WHAT THE EXERCISE ASKS:
The reply has to be a number alone, equal to how many lines in the entries below hold the string "Processes".

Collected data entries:

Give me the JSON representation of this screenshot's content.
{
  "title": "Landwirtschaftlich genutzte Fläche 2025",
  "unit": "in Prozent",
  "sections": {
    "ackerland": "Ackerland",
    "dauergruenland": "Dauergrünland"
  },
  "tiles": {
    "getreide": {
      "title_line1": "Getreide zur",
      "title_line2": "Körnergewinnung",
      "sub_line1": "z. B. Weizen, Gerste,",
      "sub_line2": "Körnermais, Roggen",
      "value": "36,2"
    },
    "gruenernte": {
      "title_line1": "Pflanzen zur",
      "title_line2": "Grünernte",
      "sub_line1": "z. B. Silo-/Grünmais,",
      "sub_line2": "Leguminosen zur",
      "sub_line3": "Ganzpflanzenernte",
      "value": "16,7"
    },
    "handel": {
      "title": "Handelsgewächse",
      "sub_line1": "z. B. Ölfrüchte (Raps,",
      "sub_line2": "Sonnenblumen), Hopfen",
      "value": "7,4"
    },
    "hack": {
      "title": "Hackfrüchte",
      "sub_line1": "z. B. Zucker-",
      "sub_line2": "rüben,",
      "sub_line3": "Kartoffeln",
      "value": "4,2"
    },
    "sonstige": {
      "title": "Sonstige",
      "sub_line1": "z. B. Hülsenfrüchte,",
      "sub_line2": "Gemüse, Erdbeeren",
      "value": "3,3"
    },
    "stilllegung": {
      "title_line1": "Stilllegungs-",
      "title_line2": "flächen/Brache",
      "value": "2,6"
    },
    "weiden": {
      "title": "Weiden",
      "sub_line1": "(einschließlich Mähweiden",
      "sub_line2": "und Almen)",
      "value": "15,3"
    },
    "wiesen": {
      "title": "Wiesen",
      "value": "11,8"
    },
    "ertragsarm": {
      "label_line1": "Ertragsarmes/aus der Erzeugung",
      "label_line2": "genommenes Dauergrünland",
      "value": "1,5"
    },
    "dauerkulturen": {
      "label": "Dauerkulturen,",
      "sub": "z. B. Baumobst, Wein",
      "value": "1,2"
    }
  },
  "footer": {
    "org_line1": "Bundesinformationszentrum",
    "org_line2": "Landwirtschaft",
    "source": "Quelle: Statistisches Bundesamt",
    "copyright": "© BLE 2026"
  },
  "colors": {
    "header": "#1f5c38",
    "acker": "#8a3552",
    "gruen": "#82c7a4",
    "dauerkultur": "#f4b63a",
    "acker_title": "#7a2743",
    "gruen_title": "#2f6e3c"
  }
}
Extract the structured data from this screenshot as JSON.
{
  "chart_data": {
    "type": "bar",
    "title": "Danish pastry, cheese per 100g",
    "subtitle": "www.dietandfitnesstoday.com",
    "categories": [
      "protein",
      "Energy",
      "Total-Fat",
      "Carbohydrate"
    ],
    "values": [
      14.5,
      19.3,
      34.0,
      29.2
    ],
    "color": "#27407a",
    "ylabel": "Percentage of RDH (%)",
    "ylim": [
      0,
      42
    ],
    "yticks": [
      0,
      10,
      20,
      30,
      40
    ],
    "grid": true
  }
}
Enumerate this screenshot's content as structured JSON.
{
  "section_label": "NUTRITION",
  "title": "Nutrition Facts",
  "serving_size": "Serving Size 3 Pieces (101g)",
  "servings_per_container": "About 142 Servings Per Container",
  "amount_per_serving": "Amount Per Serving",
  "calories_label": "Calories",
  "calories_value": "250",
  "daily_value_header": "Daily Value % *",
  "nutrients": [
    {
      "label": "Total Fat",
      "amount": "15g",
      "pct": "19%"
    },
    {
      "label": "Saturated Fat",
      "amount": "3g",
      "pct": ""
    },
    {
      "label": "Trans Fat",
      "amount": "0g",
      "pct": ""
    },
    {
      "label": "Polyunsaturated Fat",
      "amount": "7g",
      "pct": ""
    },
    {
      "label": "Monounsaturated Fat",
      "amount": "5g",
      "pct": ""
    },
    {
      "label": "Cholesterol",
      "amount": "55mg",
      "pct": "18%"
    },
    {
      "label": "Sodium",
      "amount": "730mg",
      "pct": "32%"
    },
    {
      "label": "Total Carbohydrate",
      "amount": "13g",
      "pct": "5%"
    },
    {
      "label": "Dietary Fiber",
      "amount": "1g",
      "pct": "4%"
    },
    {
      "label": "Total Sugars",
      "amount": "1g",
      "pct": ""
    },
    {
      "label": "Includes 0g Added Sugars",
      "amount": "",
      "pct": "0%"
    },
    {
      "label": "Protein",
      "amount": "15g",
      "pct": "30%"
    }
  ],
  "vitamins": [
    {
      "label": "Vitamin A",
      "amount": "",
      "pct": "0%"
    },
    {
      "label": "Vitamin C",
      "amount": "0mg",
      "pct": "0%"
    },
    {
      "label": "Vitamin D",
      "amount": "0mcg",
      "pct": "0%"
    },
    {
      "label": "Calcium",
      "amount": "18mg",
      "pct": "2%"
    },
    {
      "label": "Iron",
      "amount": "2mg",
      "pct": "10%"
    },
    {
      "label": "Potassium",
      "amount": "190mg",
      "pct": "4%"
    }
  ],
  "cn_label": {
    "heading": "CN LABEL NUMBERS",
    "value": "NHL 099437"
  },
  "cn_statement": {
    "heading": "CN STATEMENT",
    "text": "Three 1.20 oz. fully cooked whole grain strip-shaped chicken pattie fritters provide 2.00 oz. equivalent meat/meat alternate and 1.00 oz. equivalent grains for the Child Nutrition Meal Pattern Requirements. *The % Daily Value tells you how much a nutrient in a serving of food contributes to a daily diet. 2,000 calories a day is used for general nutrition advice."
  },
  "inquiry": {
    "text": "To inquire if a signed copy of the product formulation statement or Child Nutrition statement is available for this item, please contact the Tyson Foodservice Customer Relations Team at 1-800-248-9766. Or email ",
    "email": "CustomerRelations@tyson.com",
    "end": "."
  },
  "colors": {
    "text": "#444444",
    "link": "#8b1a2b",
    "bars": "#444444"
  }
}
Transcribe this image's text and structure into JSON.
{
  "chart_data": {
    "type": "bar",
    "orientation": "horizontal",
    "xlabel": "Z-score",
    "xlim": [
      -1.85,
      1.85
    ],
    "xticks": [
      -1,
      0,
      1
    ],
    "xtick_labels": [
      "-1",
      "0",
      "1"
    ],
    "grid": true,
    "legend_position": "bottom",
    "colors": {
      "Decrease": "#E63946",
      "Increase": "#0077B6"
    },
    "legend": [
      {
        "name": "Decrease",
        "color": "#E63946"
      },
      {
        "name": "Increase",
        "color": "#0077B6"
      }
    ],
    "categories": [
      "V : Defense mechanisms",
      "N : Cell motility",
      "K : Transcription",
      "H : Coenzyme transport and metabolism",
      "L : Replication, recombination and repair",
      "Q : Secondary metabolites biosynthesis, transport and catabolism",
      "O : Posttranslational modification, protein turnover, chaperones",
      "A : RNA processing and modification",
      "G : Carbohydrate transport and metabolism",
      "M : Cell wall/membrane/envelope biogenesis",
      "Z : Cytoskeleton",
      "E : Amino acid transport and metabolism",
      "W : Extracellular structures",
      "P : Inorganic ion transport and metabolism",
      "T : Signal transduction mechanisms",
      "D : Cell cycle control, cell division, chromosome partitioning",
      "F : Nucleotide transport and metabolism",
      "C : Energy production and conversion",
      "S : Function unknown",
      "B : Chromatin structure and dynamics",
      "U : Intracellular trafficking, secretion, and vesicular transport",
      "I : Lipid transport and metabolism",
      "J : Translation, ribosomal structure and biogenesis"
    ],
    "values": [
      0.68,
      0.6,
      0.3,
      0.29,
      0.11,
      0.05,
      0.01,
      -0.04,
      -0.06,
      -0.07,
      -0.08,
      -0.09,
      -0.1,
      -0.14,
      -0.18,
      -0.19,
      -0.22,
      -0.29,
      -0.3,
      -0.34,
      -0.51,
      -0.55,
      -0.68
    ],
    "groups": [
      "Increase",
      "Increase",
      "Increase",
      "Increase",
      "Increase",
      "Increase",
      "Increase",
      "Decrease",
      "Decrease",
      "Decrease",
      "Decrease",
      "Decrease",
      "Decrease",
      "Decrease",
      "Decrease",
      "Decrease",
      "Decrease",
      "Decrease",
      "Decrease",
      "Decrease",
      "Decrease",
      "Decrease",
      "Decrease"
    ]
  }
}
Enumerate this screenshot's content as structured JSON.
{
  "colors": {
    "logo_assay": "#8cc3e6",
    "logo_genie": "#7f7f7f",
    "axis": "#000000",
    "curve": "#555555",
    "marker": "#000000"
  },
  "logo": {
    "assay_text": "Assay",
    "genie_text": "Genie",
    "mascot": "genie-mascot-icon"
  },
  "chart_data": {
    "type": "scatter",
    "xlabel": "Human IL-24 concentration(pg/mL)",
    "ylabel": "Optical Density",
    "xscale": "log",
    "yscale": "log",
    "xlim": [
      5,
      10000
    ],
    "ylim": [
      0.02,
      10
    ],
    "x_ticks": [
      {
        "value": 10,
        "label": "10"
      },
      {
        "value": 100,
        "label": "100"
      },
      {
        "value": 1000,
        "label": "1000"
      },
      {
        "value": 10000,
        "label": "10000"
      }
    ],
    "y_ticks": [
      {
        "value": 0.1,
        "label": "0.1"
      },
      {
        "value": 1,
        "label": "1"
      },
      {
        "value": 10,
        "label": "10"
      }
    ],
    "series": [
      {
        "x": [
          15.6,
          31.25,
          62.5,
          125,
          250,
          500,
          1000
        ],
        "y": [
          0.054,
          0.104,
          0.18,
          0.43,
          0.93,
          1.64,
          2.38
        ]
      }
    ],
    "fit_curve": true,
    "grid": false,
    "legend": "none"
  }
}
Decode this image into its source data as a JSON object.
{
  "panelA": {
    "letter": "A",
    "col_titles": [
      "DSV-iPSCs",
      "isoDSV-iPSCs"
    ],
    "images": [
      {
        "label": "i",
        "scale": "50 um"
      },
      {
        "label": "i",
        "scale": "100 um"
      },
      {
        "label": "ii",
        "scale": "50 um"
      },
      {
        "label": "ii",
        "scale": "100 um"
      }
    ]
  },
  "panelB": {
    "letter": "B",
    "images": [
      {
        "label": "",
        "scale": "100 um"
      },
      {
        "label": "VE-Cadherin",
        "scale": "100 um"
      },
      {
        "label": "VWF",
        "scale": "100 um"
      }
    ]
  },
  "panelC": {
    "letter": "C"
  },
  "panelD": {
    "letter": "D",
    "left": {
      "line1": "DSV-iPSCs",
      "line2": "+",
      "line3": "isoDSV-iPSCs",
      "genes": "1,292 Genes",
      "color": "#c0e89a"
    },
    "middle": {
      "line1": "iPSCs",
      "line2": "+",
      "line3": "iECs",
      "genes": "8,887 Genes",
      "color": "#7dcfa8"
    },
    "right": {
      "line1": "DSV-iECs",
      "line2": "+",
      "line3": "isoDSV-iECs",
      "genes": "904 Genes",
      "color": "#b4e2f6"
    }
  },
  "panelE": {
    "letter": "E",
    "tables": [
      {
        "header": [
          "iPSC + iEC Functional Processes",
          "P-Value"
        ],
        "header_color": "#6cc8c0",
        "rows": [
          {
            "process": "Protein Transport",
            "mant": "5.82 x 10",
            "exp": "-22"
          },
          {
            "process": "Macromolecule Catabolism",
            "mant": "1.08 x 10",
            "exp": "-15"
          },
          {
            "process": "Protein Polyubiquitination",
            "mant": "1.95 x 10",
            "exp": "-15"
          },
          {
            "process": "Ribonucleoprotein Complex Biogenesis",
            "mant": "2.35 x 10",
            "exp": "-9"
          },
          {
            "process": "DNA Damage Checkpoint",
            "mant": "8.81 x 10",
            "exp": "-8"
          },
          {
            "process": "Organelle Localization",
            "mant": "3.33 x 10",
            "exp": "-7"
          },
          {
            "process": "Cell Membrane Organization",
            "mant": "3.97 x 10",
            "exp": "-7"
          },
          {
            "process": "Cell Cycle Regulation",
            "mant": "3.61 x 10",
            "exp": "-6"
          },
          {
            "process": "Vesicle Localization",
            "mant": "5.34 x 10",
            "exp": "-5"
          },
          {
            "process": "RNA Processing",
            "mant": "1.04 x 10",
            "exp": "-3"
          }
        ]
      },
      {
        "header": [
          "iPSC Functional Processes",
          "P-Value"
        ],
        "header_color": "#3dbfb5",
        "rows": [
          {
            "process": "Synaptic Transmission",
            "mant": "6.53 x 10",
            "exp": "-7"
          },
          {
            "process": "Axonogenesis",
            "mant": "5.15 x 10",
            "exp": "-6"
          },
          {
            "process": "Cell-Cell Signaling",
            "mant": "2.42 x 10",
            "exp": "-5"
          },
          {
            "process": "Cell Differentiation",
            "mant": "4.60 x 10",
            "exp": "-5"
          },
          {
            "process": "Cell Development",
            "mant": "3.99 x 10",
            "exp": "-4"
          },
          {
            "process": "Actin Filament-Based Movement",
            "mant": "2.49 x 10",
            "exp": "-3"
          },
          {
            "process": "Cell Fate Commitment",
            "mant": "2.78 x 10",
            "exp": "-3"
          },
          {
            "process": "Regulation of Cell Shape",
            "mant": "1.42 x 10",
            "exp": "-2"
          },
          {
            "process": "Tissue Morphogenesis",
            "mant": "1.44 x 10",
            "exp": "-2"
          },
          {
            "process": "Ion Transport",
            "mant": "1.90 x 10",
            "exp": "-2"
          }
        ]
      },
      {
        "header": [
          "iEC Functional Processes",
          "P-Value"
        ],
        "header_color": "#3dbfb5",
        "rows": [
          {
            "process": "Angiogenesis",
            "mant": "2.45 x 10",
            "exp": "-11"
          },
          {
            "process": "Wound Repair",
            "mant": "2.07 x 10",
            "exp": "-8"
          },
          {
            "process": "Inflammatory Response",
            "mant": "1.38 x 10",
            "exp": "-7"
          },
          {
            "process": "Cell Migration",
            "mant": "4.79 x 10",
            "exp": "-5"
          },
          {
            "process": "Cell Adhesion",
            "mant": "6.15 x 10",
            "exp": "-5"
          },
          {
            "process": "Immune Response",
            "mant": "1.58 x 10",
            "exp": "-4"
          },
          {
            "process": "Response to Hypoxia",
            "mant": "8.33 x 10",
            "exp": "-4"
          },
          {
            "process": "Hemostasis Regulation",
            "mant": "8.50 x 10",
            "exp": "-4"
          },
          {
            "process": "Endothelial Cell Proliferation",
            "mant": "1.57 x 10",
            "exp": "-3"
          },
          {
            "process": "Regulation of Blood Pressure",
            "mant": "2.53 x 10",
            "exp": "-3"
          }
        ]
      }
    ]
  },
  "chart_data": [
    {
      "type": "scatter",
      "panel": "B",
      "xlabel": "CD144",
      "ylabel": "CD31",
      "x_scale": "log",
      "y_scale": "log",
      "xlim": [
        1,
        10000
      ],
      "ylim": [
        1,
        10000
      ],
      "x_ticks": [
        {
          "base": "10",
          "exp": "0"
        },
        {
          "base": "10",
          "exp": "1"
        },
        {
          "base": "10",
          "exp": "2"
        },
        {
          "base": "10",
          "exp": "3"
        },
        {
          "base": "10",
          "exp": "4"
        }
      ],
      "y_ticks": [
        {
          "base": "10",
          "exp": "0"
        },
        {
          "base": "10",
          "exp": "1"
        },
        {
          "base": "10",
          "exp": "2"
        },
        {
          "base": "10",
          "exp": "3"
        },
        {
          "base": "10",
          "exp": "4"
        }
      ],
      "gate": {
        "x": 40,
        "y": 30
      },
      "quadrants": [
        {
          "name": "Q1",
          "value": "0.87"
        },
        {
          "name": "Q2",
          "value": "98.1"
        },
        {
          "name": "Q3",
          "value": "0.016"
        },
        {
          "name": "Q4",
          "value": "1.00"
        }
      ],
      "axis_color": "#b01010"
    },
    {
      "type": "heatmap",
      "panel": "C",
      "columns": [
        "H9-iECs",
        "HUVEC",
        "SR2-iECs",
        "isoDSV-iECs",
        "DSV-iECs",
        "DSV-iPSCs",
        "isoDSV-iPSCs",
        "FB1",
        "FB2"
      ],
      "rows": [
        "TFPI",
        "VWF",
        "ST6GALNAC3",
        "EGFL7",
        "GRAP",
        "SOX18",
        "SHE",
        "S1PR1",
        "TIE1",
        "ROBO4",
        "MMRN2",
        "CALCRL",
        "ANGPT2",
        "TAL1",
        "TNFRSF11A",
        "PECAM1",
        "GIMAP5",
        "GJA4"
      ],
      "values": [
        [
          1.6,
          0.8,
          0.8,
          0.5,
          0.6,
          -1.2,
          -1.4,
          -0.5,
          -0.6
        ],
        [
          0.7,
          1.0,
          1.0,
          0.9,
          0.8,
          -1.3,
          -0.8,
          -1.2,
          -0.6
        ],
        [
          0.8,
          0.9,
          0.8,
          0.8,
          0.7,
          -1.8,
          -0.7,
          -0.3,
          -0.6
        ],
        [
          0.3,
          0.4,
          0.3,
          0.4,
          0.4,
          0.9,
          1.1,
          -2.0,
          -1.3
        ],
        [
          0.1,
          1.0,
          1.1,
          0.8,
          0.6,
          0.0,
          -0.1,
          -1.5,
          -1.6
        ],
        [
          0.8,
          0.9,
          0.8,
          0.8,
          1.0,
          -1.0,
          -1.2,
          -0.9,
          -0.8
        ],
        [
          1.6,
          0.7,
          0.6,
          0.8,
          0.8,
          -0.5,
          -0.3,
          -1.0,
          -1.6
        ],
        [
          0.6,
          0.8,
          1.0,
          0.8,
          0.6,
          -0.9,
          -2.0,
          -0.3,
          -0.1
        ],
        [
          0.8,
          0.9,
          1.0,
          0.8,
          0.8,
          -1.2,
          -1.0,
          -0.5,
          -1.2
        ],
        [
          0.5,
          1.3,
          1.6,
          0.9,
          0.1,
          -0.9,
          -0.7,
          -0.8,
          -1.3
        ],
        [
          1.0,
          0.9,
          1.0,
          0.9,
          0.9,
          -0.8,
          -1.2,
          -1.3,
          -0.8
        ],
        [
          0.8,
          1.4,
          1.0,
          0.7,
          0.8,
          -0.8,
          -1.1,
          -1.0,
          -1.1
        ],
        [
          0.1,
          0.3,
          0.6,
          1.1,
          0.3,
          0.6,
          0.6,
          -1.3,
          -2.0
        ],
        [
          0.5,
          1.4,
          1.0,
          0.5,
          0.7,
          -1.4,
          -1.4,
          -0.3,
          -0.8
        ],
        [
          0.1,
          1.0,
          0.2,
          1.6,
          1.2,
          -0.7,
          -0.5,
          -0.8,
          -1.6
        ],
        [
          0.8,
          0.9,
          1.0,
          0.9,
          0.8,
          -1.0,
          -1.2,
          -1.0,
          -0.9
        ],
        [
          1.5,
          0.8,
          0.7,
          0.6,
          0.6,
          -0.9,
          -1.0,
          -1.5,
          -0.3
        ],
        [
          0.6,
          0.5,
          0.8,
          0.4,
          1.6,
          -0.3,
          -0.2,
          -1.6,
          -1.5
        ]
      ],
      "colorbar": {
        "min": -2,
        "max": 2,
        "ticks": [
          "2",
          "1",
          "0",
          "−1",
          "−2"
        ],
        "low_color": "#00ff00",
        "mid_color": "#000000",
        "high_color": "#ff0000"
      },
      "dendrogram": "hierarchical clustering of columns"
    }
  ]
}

TASK RESULT:
3